Given problem
Copy, from the entries below, each line where the word "用心用情做好宣传引导工作" can be found.

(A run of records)
□ □ □ □ □

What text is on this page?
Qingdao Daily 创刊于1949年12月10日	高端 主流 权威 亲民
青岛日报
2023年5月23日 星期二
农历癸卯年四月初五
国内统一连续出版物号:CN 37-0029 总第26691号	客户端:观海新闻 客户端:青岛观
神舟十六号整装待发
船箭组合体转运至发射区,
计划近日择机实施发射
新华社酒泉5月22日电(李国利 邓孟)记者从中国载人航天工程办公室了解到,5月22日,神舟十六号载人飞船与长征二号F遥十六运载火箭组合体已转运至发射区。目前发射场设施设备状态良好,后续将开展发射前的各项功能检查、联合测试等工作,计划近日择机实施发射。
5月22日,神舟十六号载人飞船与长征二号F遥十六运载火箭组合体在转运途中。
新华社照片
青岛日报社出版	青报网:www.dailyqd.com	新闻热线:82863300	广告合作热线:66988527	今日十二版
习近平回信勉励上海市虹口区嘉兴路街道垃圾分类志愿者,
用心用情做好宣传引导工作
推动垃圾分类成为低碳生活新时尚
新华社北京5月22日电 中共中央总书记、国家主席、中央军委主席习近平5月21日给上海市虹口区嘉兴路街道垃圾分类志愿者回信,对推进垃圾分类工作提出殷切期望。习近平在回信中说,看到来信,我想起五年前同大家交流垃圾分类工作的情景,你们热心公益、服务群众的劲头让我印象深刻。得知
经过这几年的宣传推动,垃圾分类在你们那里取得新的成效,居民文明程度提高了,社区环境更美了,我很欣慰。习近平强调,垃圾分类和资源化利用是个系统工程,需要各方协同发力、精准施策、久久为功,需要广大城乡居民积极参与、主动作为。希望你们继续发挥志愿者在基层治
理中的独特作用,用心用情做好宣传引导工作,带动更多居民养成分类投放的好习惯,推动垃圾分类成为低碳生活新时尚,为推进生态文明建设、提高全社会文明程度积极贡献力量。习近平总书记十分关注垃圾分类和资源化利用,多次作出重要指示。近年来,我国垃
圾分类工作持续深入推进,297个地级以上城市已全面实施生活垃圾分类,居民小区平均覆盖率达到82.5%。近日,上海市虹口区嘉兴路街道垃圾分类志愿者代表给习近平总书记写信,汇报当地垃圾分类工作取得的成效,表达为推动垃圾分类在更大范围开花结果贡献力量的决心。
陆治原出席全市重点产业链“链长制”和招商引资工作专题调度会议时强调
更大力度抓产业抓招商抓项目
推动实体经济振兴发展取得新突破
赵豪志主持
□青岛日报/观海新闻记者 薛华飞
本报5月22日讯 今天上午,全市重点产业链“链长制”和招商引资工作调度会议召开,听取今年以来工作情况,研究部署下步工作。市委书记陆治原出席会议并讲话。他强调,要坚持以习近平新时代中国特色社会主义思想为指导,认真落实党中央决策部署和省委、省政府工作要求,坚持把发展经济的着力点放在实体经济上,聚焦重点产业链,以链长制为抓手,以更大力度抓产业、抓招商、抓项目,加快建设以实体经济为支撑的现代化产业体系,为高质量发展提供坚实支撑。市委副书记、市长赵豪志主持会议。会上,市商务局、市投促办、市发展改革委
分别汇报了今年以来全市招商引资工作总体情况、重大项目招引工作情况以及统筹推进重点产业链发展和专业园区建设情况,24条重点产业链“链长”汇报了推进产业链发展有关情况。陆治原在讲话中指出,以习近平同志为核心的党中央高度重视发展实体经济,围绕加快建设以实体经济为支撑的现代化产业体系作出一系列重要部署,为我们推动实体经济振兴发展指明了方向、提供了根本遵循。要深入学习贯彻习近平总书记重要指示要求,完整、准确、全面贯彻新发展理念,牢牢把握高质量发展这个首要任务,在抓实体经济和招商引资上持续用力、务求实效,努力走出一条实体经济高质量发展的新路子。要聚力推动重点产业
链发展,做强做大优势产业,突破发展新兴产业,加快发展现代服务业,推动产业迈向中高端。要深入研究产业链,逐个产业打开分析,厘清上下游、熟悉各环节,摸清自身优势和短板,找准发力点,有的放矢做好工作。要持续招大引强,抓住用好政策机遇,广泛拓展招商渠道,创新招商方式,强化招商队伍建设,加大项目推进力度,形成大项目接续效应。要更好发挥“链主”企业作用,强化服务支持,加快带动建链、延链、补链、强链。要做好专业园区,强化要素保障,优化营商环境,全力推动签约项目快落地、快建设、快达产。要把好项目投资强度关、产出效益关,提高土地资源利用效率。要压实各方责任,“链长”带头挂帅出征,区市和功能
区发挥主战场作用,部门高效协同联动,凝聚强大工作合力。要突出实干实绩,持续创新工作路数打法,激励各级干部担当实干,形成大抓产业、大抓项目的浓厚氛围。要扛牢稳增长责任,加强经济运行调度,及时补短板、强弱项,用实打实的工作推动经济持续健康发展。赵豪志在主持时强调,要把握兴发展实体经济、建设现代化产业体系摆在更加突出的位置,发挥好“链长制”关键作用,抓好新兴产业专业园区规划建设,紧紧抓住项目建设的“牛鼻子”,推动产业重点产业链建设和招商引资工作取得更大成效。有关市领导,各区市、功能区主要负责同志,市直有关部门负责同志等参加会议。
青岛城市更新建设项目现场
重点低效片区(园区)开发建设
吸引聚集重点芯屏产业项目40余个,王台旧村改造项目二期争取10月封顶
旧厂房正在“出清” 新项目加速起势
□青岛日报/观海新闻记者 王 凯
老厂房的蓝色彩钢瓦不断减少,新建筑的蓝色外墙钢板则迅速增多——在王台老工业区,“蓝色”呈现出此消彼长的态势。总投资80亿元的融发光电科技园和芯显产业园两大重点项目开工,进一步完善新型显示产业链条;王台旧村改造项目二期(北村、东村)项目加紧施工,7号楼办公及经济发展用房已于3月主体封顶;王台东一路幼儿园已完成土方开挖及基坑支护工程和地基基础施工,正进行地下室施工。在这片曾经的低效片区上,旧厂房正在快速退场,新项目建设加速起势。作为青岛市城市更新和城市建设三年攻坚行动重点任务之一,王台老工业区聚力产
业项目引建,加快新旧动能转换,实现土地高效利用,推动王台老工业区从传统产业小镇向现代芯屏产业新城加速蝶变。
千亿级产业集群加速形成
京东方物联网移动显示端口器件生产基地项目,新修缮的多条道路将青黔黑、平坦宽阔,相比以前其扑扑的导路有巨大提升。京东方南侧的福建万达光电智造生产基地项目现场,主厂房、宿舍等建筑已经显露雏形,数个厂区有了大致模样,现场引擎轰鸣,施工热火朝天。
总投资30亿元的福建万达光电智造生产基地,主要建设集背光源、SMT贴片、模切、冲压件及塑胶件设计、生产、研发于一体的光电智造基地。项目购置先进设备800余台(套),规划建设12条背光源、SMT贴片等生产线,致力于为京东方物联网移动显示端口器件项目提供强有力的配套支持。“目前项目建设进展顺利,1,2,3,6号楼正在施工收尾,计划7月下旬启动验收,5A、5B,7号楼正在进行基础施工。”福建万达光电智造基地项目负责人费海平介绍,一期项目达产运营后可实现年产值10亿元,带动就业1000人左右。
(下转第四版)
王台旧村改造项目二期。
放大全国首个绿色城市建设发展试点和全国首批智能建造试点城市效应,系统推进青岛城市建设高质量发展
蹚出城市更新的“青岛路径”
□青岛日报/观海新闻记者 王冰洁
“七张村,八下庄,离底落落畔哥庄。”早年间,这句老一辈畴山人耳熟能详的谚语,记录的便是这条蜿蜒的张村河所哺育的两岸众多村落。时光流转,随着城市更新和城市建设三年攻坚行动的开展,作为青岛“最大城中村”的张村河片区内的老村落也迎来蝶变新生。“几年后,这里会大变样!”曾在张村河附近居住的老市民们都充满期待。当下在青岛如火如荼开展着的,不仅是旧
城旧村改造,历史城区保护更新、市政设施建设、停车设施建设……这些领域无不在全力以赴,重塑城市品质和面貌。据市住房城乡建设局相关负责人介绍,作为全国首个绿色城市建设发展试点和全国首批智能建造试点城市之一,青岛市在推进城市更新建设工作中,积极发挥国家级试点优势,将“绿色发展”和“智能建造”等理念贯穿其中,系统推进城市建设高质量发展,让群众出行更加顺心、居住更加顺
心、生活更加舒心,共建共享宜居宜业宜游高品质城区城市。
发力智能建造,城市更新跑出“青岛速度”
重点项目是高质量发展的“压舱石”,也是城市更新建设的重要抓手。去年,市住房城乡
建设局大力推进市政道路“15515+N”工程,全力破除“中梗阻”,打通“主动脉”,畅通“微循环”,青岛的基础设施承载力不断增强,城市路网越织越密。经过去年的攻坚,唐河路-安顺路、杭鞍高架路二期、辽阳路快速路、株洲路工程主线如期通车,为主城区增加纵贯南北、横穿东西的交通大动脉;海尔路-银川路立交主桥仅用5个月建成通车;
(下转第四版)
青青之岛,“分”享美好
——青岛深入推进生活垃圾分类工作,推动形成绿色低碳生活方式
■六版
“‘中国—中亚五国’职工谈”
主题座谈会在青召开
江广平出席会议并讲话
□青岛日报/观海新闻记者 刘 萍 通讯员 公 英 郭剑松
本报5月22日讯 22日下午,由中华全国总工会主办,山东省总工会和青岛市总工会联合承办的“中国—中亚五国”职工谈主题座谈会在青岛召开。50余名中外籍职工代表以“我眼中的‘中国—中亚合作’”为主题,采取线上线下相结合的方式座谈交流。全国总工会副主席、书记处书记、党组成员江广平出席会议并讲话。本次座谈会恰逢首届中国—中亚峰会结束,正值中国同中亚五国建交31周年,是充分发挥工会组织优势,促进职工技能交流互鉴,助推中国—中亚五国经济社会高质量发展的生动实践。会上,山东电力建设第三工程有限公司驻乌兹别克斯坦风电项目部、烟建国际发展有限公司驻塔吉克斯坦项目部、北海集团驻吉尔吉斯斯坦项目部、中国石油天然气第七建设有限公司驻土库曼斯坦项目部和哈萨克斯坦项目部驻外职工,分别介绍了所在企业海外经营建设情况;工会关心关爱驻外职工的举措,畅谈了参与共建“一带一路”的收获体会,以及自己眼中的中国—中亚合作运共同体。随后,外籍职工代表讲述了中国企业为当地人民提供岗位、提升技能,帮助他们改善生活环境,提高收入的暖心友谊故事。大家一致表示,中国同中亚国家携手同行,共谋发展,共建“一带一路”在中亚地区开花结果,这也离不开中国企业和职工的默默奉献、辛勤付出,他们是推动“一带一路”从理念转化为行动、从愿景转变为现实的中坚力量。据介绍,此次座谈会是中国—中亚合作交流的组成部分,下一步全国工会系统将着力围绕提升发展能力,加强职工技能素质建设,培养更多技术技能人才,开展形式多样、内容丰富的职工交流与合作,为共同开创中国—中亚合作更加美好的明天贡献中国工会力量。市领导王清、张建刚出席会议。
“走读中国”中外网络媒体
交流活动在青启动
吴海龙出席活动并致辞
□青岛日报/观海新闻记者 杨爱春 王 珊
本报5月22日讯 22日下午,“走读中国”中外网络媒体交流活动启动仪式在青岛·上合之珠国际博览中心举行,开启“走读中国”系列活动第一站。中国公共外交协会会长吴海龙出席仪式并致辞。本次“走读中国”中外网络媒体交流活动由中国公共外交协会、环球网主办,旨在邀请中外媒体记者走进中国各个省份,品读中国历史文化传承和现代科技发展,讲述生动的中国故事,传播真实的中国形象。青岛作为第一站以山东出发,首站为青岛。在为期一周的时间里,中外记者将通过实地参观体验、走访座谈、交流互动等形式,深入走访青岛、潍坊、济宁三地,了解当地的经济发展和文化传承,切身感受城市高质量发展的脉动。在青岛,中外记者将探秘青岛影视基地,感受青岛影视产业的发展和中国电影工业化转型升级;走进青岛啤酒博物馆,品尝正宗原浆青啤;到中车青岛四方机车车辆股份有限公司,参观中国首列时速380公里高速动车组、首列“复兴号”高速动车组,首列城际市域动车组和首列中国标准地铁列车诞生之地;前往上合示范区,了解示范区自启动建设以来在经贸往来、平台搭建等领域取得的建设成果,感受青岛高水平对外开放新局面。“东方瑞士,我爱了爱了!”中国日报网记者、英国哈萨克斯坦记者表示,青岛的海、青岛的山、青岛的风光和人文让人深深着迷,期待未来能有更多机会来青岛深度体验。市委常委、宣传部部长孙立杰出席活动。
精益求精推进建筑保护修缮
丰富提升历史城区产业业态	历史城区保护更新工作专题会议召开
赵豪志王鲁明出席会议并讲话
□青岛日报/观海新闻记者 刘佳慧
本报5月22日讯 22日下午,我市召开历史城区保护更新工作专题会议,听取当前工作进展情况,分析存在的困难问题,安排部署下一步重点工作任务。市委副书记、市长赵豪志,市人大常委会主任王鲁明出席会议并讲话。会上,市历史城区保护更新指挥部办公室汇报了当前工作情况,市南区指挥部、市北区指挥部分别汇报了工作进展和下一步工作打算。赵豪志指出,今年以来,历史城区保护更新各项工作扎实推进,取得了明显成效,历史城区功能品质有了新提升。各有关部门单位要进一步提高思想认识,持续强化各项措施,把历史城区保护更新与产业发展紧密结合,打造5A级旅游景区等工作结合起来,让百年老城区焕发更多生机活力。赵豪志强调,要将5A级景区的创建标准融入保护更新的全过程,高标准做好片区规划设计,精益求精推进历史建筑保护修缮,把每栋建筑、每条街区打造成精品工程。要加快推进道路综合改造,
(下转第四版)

□ □ □ □ □

Response below
用心用情做好宣传引导工作
理中的独特作用,用心用情做好宣传引导工作,带动更多居民养成分类投放的好习惯,推动垃圾分类成为低碳生活新时尚,为推进生态文明建设、提高全社会文明程度积极贡献力量。习近平总书记十分关注垃圾分类和资源化利用,多次作出重要指示。近年来,我国垃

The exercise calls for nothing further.